*** Exercise material

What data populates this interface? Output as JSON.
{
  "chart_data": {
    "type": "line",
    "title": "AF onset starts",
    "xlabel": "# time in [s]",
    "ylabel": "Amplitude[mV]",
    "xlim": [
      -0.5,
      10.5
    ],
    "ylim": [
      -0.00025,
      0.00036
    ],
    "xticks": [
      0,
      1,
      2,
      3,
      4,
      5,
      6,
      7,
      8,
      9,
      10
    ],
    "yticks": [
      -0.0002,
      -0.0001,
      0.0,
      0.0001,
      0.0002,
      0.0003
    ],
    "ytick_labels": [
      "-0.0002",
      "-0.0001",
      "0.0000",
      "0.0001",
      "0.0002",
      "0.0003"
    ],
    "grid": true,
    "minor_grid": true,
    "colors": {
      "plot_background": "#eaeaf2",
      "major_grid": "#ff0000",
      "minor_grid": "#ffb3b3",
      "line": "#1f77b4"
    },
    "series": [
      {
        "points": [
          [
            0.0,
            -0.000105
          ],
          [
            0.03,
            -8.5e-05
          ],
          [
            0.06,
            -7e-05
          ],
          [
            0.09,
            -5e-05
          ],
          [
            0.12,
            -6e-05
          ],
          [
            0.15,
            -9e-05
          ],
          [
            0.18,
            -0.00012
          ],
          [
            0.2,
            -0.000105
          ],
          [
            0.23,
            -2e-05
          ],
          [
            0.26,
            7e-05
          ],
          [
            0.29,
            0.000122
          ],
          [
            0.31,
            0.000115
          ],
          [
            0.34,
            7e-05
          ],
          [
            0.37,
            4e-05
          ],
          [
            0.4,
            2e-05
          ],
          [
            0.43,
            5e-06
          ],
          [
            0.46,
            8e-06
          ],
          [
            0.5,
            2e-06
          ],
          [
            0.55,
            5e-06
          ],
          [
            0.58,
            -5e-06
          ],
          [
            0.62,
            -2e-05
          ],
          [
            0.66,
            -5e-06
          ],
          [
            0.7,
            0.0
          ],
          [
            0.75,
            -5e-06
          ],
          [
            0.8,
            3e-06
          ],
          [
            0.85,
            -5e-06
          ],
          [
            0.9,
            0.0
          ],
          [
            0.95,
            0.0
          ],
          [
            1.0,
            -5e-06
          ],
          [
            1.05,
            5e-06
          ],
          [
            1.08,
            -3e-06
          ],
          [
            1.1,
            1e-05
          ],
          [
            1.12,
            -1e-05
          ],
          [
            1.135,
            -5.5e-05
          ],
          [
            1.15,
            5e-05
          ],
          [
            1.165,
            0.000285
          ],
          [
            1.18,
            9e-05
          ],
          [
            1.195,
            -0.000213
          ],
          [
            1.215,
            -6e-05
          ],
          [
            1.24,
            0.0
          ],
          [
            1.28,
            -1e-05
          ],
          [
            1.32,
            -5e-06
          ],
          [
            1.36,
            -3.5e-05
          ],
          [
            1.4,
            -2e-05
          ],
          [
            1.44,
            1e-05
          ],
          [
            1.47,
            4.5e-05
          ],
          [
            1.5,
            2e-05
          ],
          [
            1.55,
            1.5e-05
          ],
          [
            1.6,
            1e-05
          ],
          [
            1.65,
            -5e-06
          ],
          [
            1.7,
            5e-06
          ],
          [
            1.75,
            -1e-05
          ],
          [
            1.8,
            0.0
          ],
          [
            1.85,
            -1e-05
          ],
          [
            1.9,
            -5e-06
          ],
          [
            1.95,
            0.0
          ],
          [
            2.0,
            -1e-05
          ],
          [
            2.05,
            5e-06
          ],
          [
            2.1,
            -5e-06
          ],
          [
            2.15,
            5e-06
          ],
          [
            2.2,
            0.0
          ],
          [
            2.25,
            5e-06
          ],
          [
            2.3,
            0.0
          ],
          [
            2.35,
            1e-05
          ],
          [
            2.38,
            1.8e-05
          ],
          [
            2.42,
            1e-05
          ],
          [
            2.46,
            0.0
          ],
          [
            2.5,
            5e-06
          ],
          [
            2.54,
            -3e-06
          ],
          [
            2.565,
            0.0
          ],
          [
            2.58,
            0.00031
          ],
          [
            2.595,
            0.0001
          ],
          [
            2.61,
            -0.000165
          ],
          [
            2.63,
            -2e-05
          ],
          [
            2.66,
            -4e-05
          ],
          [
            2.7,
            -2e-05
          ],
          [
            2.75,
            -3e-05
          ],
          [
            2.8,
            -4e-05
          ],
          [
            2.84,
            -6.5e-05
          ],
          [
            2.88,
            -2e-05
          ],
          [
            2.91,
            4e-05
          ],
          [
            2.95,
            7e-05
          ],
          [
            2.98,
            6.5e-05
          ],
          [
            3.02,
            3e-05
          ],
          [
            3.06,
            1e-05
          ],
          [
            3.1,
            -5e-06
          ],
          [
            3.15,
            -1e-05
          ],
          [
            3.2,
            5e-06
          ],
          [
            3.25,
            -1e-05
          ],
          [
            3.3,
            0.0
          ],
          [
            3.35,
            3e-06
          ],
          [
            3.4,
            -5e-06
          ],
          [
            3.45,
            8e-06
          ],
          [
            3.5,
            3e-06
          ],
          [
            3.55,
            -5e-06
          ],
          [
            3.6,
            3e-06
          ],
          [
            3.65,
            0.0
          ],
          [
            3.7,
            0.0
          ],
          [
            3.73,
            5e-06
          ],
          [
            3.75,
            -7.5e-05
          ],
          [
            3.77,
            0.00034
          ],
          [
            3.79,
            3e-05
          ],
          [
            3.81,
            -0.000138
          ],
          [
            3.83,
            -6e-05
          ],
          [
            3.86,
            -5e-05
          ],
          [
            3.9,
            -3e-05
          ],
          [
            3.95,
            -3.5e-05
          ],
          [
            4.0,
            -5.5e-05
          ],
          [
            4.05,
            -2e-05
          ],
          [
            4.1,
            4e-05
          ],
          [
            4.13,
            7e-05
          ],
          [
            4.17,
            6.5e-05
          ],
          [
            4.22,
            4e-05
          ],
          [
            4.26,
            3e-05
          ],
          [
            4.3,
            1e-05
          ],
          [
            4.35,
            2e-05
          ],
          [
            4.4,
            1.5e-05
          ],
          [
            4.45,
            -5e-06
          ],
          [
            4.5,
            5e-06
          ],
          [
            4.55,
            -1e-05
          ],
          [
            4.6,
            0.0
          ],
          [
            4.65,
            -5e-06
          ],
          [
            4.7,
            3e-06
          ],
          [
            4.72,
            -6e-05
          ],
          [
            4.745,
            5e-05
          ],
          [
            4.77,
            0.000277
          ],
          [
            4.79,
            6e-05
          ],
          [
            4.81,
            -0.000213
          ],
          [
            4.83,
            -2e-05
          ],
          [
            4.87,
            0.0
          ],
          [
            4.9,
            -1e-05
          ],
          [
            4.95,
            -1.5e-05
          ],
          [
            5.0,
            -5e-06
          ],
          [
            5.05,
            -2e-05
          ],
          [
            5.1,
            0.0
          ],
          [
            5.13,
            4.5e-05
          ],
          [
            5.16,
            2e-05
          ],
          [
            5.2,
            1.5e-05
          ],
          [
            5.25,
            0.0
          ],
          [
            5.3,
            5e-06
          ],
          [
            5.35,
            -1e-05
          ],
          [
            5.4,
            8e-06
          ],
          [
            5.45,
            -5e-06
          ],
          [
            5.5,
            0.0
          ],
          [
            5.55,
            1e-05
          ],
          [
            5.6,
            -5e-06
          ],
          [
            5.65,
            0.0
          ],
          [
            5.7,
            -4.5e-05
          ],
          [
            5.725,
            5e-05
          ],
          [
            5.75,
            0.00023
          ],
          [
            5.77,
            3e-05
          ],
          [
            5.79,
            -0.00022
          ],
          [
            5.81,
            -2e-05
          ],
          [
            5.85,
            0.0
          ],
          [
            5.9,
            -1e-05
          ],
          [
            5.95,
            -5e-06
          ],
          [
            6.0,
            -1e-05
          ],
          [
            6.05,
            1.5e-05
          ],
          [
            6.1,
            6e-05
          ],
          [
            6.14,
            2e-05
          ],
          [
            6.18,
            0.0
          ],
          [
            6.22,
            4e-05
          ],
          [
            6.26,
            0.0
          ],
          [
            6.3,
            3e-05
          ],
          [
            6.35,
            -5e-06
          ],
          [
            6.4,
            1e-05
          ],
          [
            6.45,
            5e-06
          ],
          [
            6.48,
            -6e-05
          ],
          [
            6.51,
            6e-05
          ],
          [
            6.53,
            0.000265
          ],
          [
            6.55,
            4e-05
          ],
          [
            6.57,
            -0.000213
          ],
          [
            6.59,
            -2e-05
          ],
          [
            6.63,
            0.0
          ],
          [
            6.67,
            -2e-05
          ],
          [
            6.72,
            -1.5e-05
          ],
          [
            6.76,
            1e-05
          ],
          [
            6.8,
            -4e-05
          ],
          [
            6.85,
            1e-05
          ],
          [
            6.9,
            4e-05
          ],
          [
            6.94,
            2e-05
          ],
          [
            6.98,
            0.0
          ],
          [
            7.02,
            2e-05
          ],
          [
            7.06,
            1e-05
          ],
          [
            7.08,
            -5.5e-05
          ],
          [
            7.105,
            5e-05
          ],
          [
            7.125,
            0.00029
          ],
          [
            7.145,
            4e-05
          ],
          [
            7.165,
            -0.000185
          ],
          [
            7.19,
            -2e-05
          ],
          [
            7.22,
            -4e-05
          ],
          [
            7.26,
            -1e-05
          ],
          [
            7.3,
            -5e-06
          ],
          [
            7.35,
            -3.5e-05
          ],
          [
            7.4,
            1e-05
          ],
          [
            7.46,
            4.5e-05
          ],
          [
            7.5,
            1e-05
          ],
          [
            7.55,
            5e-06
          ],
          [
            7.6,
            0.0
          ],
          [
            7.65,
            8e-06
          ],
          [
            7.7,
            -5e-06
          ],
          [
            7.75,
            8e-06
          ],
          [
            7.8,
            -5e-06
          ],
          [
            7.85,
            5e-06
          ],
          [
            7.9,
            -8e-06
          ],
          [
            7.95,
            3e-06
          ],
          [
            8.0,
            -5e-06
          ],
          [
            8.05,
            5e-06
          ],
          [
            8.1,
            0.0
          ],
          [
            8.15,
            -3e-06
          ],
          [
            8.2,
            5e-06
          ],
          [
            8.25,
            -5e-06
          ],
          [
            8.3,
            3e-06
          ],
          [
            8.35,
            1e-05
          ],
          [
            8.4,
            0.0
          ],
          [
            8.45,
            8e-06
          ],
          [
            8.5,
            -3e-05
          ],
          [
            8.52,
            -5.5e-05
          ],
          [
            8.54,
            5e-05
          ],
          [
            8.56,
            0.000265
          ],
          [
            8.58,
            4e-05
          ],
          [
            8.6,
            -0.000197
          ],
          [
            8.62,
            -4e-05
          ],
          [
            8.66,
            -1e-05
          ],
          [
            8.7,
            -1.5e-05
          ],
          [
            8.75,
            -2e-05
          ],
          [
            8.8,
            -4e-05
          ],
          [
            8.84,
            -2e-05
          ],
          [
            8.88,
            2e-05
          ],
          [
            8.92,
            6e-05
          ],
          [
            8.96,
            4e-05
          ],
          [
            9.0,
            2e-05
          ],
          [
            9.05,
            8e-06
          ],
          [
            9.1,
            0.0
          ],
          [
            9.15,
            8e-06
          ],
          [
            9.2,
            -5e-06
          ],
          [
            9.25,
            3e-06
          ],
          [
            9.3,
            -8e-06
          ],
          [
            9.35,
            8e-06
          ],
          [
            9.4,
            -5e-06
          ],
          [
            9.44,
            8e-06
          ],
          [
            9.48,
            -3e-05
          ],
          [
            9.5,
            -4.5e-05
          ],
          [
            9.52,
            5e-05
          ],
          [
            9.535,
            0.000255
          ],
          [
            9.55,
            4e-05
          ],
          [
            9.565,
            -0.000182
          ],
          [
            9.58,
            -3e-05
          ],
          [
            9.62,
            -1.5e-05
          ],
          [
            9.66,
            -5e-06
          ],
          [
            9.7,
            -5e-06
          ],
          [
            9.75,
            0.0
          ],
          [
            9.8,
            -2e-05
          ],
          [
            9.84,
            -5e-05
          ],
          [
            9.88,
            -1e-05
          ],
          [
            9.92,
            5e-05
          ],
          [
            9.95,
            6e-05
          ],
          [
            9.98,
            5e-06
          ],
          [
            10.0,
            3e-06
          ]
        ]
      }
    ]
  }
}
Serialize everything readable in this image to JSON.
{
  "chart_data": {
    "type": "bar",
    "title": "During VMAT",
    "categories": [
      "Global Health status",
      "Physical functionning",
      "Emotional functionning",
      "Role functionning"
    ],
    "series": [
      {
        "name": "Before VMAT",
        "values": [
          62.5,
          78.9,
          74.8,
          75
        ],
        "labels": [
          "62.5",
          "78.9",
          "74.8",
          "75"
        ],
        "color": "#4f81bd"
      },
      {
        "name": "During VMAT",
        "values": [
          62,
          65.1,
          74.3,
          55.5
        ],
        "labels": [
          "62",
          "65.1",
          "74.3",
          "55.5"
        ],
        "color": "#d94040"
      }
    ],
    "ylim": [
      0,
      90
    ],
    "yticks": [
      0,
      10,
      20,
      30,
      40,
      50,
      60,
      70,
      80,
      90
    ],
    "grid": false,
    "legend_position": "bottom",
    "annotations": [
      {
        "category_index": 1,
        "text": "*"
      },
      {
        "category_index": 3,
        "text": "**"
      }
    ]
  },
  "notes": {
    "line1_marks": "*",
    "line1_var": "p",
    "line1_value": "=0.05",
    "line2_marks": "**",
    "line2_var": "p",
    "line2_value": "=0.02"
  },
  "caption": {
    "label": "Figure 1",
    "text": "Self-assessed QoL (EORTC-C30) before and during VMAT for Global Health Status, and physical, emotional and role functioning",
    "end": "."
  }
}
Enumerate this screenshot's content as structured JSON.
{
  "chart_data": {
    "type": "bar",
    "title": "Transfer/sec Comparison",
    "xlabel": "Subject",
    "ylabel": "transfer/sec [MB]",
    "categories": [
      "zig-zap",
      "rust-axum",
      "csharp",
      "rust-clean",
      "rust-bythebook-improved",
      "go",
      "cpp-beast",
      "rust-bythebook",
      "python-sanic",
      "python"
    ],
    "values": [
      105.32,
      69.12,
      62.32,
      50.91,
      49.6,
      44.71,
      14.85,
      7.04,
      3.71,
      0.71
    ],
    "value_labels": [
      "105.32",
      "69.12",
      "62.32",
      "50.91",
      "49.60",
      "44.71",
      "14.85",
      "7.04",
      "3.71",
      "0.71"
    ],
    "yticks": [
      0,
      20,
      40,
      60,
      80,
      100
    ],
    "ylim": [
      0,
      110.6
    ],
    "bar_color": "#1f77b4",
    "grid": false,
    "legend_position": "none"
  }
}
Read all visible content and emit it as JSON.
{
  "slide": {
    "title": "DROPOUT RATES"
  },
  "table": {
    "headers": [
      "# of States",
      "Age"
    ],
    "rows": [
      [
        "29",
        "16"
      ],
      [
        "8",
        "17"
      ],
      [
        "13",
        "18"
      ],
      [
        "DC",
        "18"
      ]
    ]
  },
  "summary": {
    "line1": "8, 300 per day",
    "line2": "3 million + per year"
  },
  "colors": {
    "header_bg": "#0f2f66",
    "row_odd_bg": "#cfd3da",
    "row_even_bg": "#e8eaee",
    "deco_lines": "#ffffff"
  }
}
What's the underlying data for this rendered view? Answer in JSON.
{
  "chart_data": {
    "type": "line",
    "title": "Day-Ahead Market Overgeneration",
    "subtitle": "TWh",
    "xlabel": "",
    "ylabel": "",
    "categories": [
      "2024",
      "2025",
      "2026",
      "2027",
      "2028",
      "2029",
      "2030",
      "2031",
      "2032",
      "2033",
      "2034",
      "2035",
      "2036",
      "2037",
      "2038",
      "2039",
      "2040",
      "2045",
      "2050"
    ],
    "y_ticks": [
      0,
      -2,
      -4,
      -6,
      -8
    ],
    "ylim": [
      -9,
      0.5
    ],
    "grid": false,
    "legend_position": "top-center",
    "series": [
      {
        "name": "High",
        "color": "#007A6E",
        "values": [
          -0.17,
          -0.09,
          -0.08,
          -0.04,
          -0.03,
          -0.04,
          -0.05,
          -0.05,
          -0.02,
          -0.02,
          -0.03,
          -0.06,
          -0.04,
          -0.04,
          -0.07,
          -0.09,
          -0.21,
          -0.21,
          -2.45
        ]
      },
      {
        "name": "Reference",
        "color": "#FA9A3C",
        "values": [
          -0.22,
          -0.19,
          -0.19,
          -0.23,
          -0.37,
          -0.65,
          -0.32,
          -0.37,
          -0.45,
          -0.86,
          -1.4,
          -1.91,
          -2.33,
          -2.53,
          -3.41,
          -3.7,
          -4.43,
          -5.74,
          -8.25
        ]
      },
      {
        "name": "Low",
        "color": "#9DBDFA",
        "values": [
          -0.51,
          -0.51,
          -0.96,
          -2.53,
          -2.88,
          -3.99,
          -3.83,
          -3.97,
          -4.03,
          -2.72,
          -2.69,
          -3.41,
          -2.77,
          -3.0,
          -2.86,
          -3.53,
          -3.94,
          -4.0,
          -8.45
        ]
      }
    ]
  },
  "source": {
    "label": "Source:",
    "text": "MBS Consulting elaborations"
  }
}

******

Problem details |
Track down every line holding the string "bythebook" and copy it.

In response |
      "rust-bythebook-improved",
      "rust-bythebook",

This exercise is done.